-- begin --

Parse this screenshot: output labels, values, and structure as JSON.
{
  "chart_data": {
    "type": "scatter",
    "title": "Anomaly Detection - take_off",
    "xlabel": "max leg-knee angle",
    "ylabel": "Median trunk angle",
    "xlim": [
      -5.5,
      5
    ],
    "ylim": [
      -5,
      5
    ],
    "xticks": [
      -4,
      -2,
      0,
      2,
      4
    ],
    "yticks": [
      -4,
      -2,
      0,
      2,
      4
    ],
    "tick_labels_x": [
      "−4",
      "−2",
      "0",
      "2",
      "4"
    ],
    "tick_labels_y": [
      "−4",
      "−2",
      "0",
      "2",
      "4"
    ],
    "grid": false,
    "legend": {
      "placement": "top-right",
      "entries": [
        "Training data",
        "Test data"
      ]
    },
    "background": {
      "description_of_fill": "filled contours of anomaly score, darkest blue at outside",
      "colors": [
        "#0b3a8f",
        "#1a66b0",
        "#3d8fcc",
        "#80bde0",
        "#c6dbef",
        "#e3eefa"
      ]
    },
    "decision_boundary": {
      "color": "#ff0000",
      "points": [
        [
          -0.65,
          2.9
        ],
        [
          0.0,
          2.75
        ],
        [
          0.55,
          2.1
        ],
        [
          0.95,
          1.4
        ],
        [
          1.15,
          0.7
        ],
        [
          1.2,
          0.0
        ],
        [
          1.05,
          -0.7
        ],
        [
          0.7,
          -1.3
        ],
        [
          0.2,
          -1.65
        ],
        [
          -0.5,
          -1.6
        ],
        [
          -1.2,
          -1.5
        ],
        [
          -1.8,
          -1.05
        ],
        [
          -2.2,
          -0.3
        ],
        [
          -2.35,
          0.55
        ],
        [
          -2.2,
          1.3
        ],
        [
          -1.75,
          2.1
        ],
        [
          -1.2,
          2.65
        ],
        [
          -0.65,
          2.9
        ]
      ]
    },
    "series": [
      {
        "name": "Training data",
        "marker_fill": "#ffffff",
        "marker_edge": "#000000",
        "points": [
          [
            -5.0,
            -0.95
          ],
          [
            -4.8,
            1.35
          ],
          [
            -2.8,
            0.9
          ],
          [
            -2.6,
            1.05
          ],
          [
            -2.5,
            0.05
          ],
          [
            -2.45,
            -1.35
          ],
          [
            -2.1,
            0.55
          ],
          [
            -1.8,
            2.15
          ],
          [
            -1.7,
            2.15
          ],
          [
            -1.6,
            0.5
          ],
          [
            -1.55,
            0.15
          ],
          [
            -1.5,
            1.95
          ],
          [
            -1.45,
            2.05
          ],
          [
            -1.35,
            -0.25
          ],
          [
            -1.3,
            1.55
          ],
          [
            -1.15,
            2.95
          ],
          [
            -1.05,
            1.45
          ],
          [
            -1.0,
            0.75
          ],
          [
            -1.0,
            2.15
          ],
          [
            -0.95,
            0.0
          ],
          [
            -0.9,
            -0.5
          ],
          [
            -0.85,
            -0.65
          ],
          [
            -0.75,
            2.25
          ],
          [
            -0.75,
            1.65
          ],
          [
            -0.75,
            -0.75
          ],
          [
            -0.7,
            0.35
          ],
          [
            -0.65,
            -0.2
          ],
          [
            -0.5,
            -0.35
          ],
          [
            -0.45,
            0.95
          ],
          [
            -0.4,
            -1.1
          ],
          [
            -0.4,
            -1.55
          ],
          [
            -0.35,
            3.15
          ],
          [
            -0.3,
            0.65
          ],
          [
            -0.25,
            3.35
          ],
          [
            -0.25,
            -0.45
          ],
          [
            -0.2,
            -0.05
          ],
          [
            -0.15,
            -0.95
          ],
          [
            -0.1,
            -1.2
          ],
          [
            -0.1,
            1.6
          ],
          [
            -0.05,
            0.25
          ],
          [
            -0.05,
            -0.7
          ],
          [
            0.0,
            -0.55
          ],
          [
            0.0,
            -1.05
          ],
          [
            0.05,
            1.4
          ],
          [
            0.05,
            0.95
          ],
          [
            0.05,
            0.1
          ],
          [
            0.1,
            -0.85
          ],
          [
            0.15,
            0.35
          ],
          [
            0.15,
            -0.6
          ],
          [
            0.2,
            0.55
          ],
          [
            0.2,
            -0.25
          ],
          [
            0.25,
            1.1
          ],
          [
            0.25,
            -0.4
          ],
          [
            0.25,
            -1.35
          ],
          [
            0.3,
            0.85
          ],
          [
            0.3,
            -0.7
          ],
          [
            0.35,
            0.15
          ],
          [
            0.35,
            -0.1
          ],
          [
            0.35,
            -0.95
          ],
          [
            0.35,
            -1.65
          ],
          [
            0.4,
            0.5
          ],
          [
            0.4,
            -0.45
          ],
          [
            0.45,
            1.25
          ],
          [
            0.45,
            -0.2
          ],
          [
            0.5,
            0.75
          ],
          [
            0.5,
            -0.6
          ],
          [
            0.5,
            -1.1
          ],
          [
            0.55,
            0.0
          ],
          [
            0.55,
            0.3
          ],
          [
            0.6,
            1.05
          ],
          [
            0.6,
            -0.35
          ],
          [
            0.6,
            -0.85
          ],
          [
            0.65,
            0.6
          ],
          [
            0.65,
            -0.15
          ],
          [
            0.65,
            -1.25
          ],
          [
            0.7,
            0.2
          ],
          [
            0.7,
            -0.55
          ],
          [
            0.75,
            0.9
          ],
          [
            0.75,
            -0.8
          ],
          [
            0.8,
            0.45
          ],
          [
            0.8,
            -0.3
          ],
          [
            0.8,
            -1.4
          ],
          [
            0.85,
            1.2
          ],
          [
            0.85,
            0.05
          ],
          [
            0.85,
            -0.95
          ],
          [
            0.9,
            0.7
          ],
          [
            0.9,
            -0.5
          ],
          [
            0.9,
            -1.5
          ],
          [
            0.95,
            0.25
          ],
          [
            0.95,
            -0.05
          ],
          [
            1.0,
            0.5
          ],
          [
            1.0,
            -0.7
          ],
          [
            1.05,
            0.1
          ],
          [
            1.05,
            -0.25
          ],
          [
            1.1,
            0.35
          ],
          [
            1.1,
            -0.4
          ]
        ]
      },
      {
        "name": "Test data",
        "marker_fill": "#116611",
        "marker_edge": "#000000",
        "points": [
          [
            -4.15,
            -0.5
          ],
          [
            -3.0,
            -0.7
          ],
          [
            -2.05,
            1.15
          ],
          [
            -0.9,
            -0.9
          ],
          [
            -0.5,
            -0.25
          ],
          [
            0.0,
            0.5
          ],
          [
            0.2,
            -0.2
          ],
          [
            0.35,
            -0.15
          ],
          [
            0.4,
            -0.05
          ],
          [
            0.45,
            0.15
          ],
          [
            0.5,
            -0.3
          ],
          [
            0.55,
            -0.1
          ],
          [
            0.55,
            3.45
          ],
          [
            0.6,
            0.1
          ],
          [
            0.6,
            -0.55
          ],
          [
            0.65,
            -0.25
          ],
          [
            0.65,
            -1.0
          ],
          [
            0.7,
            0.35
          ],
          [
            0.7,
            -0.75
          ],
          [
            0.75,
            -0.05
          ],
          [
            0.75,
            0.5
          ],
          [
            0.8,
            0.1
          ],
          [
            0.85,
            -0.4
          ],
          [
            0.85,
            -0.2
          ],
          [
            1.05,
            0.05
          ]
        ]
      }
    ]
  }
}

-- end --

_Stated exercise_:
Copy each line above that contains the string "angle".

_Response to the task_:
    "xlabel": "max leg-knee angle",
    "ylabel": "Median trunk angle",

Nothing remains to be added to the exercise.